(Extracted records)
━━━━

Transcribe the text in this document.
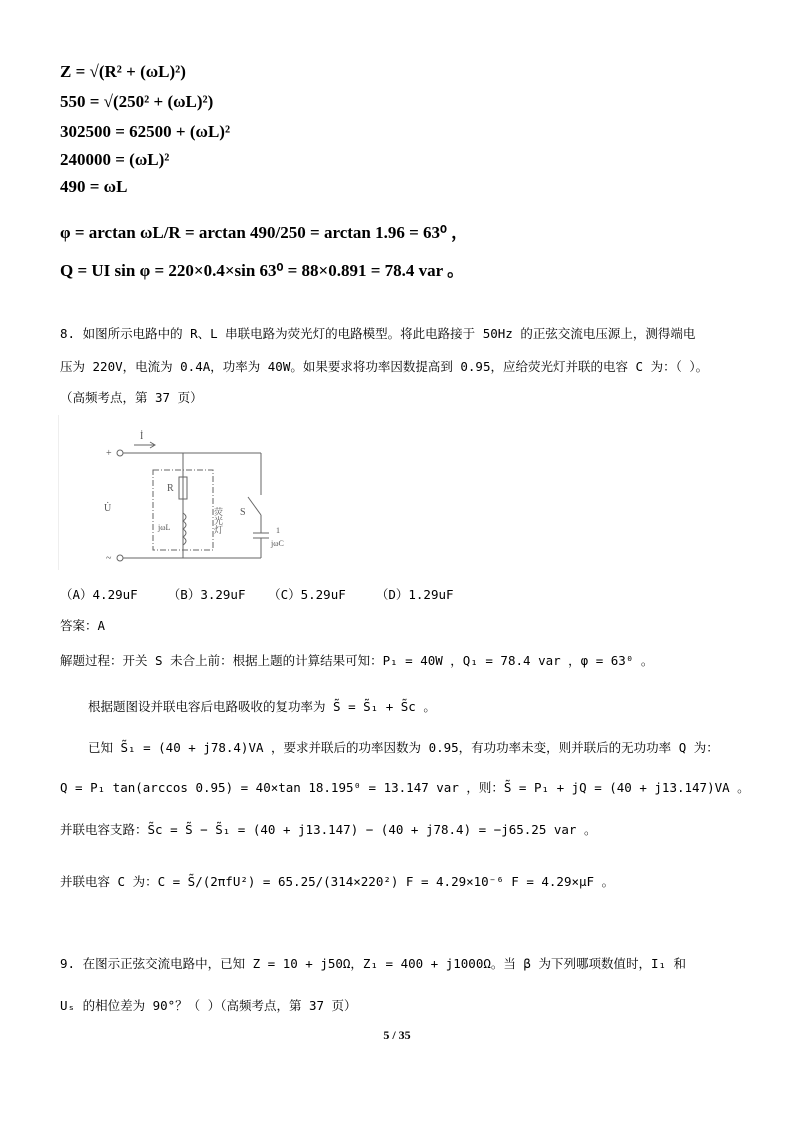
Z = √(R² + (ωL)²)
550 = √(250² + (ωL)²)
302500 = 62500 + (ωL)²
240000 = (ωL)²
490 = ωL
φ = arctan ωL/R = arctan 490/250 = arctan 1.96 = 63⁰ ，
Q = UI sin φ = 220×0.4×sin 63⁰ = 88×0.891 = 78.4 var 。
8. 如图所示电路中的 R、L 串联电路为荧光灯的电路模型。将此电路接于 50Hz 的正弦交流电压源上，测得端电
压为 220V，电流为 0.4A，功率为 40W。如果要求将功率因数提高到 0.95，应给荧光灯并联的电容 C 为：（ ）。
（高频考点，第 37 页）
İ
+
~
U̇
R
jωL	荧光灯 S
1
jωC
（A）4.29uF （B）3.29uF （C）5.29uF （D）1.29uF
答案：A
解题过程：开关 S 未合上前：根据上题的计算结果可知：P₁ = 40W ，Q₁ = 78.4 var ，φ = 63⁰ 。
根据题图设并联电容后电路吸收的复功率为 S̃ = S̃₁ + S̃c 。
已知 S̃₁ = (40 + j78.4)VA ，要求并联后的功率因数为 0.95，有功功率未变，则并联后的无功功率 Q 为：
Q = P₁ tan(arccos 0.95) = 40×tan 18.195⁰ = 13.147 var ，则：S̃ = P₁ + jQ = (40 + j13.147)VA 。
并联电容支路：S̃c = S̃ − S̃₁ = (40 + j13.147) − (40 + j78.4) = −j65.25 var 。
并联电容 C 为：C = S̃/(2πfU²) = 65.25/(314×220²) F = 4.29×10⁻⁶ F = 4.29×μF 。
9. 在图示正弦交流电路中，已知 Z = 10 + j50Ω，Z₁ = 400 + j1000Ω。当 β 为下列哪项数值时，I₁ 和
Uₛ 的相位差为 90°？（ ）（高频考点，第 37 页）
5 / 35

━━━━

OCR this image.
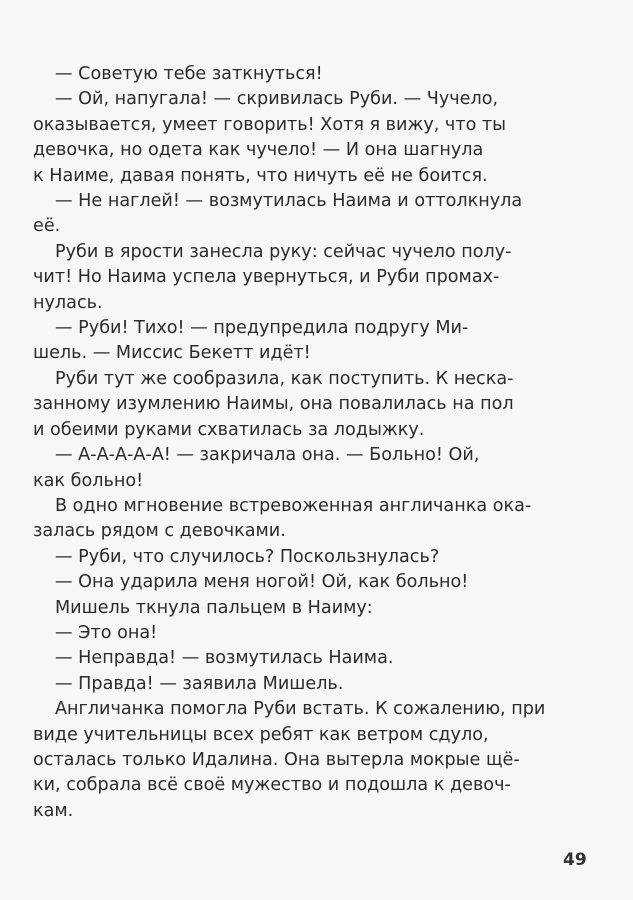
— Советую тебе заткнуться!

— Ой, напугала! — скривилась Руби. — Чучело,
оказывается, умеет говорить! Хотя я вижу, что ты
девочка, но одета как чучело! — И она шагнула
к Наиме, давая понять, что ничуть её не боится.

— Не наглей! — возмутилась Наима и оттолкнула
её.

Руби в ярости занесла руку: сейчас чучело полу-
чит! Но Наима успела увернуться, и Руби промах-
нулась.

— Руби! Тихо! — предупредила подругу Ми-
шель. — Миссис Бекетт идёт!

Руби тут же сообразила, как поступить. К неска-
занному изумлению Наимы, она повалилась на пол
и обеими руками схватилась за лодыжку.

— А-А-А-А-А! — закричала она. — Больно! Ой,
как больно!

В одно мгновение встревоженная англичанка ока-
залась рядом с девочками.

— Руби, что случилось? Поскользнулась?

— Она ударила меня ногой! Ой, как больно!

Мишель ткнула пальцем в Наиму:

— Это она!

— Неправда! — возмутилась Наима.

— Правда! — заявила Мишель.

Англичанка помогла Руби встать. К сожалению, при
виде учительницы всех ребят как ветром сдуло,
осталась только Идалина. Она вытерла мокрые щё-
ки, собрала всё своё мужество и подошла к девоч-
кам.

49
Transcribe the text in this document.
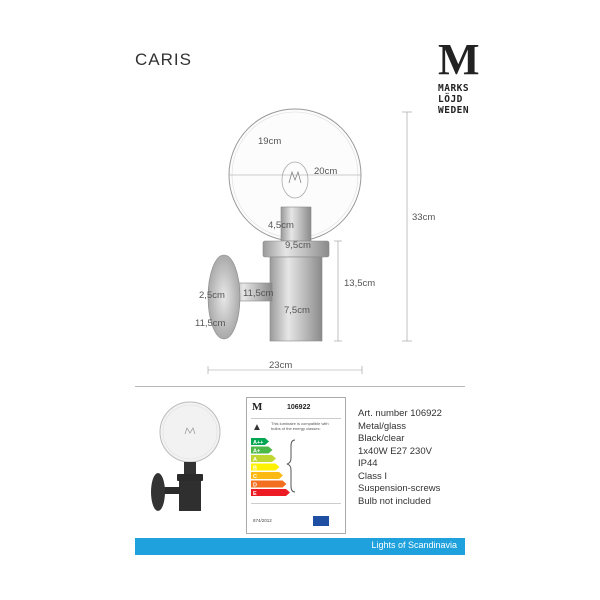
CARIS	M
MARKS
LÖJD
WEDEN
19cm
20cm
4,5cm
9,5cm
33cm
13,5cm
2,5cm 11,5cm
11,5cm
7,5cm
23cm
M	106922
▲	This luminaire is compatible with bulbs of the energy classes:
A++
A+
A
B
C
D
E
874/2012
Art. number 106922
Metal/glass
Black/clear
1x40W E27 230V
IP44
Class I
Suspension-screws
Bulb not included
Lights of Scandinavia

━━━━

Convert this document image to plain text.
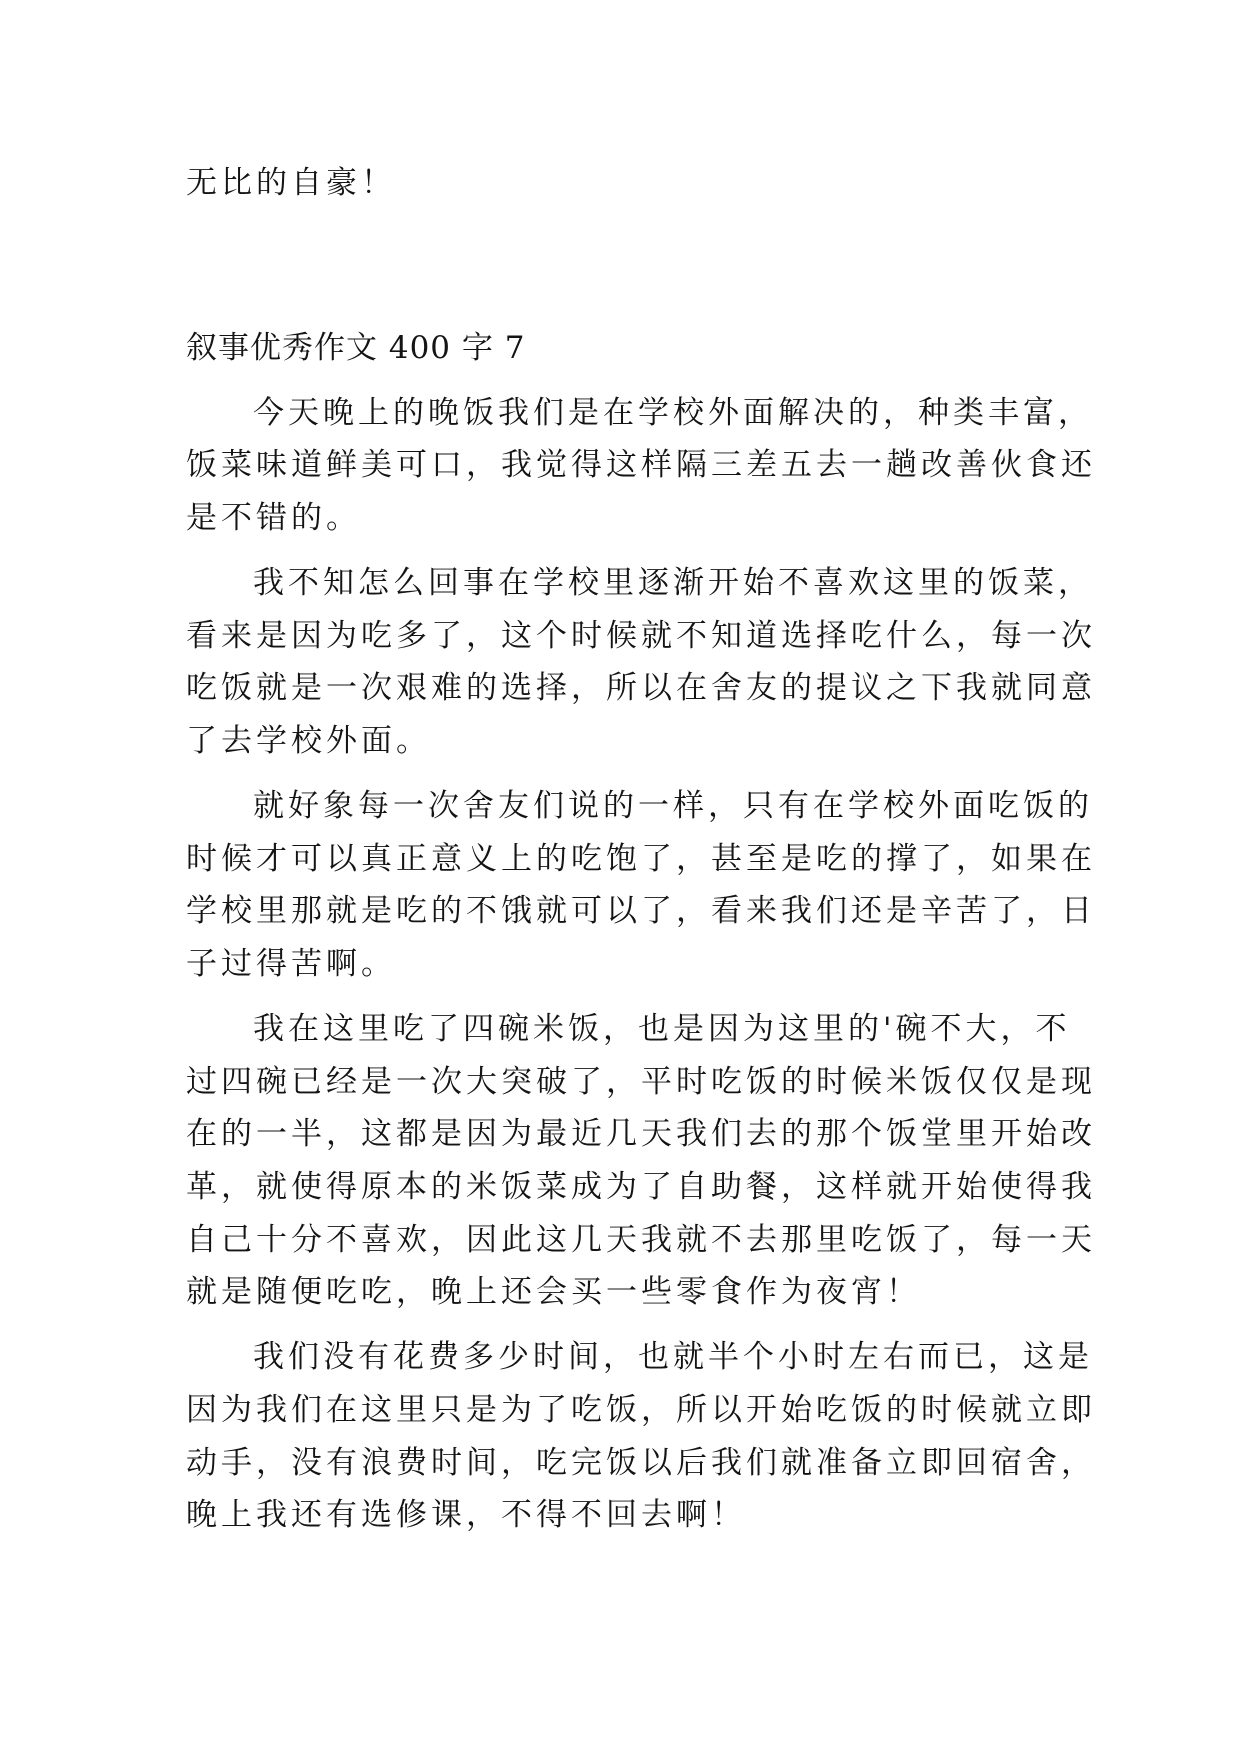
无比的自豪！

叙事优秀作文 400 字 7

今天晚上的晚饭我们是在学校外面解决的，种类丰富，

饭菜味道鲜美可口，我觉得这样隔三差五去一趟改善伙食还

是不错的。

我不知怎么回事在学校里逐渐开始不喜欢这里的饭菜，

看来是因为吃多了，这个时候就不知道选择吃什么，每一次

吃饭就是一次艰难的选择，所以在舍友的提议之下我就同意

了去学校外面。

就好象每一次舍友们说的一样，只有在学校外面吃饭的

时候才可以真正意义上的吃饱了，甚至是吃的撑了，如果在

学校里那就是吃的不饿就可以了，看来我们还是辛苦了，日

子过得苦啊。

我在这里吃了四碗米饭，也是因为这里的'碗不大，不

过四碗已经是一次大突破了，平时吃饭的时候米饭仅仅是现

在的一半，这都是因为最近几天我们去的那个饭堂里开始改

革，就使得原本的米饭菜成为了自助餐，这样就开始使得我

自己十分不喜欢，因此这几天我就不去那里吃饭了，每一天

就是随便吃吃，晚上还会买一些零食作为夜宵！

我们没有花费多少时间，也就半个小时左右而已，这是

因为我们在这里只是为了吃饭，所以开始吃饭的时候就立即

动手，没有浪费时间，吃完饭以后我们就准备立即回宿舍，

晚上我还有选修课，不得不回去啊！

━━━━

* Task: Reproduce each line holding the word "Наима".

* Answer for this exercise:
— Не наглей! — возмутилась Наима и оттолкнула
чит! Но Наима успела увернуться, и Руби промах-
— Неправда! — возмутилась Наима.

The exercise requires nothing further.